- [What this task involves] Which lines in the records below contain the word "Security"? Copy each one out.

- [Records shown]
# # # # #

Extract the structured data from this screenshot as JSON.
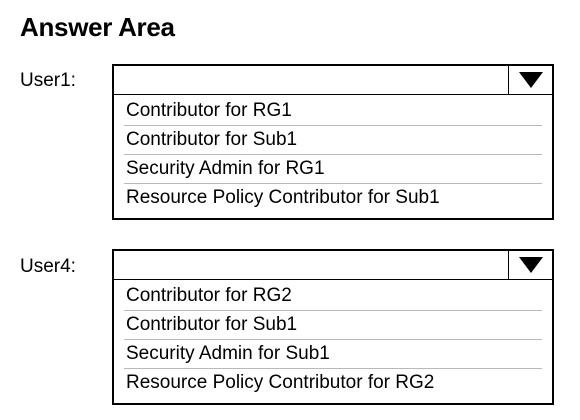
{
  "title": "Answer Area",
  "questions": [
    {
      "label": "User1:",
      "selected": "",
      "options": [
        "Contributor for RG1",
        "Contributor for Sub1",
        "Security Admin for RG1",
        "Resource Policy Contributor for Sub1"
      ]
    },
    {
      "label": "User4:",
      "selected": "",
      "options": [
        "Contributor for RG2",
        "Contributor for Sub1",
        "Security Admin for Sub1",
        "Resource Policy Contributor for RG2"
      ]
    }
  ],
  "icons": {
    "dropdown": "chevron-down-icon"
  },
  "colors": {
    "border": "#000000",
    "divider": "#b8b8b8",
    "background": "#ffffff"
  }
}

# # # # #

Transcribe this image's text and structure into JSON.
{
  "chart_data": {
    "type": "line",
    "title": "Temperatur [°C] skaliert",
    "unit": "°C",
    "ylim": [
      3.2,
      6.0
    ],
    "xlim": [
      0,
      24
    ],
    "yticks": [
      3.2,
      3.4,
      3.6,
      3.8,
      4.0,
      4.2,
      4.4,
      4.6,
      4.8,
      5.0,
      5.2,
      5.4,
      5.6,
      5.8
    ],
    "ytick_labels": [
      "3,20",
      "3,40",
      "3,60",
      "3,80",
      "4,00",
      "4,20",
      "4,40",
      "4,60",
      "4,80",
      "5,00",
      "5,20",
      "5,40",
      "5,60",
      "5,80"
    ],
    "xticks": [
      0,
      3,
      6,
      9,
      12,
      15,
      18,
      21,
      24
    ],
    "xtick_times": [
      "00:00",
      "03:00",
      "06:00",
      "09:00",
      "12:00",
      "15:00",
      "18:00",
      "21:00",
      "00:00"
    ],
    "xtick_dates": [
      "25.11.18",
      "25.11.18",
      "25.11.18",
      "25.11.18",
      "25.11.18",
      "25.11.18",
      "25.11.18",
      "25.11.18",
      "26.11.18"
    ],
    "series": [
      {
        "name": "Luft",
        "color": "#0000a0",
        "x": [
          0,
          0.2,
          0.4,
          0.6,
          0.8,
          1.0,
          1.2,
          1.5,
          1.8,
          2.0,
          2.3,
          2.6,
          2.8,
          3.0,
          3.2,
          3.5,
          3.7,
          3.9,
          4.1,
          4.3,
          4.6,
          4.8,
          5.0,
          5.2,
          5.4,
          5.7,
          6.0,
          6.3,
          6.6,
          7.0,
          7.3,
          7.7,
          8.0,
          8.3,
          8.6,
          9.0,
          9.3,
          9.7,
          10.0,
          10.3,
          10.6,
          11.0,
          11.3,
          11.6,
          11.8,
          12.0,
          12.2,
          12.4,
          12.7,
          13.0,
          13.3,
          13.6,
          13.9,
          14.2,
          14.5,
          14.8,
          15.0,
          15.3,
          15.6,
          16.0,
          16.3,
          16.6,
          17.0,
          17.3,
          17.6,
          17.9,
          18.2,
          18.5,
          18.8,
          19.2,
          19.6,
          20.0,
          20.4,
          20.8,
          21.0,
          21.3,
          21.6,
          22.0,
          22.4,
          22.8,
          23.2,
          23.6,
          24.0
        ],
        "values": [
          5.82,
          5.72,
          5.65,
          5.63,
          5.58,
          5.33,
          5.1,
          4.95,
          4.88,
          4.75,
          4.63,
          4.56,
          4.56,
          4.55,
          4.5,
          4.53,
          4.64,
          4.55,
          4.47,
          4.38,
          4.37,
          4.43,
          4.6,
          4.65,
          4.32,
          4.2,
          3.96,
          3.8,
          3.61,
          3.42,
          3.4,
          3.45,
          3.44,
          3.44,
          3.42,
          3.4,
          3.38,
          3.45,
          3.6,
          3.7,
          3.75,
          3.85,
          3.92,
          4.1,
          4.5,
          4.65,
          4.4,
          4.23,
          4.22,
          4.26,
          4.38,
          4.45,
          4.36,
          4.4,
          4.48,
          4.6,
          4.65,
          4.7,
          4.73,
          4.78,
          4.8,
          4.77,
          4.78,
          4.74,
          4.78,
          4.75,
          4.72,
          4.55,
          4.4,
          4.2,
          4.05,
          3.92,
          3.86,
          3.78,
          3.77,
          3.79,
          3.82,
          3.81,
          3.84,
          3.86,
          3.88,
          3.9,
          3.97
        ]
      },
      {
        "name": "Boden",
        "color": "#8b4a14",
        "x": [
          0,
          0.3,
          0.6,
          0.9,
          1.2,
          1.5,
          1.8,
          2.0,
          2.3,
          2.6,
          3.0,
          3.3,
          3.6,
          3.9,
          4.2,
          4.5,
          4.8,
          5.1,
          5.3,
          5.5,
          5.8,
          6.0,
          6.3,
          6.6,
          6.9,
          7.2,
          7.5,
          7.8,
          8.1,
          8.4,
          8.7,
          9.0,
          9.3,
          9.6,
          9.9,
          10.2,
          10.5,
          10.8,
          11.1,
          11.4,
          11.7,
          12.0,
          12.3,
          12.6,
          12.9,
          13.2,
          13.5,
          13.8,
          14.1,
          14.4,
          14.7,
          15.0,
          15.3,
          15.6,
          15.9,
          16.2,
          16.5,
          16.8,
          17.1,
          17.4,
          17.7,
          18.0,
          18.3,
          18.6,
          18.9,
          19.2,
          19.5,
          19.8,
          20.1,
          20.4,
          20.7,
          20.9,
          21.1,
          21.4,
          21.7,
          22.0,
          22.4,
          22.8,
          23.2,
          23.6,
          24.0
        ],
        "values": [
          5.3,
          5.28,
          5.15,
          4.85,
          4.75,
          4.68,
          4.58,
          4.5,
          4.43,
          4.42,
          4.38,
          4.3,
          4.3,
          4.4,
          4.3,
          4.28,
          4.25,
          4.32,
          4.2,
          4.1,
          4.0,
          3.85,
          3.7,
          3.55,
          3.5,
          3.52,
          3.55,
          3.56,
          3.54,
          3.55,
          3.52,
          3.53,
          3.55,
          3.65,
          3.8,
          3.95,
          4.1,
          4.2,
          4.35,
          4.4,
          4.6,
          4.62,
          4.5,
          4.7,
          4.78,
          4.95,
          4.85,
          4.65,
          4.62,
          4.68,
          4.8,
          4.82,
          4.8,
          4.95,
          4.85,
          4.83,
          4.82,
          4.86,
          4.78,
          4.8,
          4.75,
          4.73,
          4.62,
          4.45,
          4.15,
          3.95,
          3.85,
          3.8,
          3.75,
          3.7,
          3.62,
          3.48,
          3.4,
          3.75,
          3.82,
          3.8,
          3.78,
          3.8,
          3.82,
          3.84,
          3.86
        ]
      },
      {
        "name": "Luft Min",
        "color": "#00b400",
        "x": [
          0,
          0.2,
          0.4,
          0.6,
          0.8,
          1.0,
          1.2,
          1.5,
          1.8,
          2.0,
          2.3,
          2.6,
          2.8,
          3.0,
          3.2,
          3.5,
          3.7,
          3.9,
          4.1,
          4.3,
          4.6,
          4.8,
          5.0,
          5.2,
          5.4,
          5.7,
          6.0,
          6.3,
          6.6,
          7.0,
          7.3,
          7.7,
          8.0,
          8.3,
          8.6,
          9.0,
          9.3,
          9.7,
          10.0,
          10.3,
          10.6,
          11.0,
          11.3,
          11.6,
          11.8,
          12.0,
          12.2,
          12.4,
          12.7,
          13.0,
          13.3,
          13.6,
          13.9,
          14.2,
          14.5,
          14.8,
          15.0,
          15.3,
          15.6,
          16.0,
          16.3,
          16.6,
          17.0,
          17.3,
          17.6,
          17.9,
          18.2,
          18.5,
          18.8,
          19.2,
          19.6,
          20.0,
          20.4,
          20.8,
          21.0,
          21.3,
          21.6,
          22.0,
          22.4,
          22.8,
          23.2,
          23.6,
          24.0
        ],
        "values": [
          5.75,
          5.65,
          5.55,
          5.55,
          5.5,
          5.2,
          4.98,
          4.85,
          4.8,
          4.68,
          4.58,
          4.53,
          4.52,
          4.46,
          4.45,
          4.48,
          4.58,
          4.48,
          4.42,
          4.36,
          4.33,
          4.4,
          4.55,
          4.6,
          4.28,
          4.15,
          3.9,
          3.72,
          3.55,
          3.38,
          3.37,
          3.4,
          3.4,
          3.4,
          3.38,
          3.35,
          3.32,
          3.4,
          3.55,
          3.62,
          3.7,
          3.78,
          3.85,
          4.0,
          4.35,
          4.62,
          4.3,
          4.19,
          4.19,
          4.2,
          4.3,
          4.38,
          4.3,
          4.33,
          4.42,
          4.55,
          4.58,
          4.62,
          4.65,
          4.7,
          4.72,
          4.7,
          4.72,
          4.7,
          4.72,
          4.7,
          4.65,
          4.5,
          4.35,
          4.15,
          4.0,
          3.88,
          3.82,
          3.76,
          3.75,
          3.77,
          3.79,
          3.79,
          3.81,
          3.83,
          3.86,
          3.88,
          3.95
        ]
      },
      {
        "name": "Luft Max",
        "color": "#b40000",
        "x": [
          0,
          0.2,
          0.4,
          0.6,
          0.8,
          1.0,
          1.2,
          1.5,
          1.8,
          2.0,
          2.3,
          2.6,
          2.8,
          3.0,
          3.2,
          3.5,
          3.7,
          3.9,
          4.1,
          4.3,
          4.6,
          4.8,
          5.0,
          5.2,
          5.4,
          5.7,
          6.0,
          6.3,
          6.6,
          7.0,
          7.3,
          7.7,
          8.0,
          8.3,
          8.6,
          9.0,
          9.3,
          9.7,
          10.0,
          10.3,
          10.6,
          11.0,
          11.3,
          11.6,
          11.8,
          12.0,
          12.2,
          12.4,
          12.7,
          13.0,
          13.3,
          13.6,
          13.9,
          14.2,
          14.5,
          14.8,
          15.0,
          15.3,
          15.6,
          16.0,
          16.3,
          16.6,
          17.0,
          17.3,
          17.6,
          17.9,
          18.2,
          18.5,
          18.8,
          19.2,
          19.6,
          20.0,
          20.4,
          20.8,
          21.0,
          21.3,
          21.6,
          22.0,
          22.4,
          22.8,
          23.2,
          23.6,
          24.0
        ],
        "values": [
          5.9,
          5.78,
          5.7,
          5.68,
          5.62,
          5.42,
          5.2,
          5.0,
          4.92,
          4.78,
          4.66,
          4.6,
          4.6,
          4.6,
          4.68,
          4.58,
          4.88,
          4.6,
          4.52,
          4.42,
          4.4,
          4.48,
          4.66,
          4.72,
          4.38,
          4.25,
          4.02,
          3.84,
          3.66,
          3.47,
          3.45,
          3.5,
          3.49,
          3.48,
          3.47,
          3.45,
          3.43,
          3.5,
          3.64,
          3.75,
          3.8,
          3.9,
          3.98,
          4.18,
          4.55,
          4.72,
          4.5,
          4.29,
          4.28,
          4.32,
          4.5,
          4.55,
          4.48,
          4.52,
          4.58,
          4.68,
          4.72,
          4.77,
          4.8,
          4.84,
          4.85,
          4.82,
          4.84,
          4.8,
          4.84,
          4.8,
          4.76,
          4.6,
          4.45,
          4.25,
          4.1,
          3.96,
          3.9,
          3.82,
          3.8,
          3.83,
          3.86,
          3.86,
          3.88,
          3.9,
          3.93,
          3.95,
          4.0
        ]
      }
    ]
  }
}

# # # # #

- [Written reply]
        "Security Admin for RG1",
        "Security Admin for Sub1",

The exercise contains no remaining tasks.